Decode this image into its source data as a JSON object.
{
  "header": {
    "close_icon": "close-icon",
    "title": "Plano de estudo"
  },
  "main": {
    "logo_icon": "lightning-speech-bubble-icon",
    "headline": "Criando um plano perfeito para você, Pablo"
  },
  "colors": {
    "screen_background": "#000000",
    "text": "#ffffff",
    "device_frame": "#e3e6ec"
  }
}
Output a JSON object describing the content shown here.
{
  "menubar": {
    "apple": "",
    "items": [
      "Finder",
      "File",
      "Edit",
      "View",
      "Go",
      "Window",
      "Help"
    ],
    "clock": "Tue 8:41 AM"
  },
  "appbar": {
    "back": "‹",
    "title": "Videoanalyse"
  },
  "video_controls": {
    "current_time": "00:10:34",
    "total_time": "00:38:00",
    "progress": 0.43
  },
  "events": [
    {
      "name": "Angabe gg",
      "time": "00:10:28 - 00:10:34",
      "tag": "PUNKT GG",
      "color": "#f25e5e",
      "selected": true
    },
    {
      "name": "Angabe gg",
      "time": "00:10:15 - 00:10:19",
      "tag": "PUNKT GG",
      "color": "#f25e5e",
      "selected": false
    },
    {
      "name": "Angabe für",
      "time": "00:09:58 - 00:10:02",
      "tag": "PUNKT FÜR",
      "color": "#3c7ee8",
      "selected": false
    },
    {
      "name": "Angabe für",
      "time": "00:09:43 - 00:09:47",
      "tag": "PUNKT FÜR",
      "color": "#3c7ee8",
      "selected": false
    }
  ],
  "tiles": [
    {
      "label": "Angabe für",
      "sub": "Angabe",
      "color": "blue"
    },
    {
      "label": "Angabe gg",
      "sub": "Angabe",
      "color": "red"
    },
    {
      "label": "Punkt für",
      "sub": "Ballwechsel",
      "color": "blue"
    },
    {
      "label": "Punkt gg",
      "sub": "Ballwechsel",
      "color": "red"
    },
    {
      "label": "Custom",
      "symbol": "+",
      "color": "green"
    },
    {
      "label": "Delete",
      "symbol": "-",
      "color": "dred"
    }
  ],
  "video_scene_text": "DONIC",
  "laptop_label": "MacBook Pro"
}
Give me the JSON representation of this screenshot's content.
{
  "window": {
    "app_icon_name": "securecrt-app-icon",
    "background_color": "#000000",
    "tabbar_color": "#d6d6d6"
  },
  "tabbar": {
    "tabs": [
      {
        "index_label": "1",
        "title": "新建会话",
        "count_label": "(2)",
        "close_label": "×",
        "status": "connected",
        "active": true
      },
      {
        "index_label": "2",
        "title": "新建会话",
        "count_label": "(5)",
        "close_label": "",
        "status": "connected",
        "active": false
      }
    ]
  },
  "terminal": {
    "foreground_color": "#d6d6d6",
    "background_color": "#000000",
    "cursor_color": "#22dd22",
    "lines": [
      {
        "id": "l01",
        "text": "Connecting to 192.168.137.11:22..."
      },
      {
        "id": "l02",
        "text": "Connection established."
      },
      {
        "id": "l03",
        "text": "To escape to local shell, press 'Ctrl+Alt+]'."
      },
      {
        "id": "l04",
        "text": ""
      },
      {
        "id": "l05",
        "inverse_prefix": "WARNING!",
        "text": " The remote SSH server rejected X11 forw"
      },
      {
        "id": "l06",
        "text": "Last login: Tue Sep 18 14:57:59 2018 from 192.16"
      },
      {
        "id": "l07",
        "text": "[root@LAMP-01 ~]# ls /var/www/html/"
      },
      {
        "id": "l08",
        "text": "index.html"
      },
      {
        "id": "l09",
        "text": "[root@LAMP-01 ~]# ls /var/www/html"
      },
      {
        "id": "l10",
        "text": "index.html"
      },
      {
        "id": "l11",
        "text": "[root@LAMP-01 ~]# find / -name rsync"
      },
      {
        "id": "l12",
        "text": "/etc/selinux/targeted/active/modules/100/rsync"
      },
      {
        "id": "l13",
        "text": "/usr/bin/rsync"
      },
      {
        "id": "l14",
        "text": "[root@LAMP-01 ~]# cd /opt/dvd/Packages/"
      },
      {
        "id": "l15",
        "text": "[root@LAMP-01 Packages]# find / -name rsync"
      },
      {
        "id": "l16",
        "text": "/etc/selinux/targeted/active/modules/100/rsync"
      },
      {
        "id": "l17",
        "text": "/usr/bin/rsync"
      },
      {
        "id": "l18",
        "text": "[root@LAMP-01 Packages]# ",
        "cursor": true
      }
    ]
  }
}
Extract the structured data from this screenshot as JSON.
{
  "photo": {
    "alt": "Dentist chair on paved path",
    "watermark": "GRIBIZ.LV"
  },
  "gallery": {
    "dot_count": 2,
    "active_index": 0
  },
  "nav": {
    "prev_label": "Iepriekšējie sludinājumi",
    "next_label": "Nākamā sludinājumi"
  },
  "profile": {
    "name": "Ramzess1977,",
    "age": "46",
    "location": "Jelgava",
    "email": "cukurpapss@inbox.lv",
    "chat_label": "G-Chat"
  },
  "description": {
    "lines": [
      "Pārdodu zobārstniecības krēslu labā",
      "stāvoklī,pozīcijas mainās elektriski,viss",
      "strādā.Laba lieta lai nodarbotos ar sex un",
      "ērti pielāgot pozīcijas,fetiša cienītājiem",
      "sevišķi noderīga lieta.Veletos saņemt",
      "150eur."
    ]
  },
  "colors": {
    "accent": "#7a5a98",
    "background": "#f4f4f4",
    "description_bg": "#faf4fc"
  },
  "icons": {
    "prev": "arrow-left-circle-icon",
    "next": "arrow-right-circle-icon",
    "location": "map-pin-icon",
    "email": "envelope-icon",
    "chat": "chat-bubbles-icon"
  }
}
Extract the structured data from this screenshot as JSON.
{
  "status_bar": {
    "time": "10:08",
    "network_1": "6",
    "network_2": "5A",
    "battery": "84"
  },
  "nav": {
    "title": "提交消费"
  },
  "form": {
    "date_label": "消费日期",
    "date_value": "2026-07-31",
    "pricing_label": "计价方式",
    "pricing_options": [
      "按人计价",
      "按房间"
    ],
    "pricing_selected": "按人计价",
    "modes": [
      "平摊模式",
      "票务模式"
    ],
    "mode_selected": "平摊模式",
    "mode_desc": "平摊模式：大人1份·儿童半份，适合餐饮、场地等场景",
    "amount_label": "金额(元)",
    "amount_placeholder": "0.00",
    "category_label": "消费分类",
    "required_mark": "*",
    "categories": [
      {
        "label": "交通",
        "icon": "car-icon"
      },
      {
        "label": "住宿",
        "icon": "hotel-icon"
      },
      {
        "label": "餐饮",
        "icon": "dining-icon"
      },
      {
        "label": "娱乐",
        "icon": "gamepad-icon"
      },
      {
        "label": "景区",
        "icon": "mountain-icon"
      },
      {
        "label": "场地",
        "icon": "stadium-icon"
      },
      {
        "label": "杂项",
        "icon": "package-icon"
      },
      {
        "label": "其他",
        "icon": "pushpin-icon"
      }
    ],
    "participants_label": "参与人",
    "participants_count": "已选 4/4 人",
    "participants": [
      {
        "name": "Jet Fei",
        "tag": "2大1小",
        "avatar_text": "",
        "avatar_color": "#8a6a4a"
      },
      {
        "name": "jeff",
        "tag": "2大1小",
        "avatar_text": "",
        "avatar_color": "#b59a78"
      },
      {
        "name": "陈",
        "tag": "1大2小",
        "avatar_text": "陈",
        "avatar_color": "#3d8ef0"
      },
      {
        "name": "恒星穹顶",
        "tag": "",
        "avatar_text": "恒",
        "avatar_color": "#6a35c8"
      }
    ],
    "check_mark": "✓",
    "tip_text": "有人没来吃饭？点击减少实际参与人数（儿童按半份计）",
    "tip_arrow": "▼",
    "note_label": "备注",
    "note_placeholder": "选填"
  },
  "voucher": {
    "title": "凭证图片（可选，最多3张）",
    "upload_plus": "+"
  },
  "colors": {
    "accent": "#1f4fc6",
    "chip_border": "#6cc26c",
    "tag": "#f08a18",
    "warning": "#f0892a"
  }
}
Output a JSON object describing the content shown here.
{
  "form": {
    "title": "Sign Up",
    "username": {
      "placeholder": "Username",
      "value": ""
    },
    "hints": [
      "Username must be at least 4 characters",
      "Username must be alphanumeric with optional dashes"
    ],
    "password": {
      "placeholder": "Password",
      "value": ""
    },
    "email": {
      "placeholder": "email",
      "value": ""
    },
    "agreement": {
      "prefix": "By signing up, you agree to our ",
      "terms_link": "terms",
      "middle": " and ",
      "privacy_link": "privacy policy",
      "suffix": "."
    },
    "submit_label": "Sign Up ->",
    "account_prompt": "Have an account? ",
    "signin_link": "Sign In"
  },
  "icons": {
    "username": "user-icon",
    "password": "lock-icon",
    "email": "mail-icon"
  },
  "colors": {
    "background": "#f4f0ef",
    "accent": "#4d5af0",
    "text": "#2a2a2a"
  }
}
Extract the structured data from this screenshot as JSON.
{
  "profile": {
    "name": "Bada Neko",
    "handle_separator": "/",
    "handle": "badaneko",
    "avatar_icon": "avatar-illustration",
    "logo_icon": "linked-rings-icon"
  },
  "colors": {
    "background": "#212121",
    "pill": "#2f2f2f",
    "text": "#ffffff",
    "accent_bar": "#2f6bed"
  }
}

→ **The request**
Point out every line holding the string "root" and copy it.

→ **Output of the task**
        "text": "[root@LAMP-01 ~]# ls /var/www/html/"
        "text": "[root@LAMP-01 ~]# ls /var/www/html"
        "text": "[root@LAMP-01 ~]# find / -name rsync"
        "text": "[root@LAMP-01 ~]# cd /opt/dvd/Packages/"
        "text": "[root@LAMP-01 Packages]# find / -name rsync"
        "text": "[root@LAMP-01 Packages]# ",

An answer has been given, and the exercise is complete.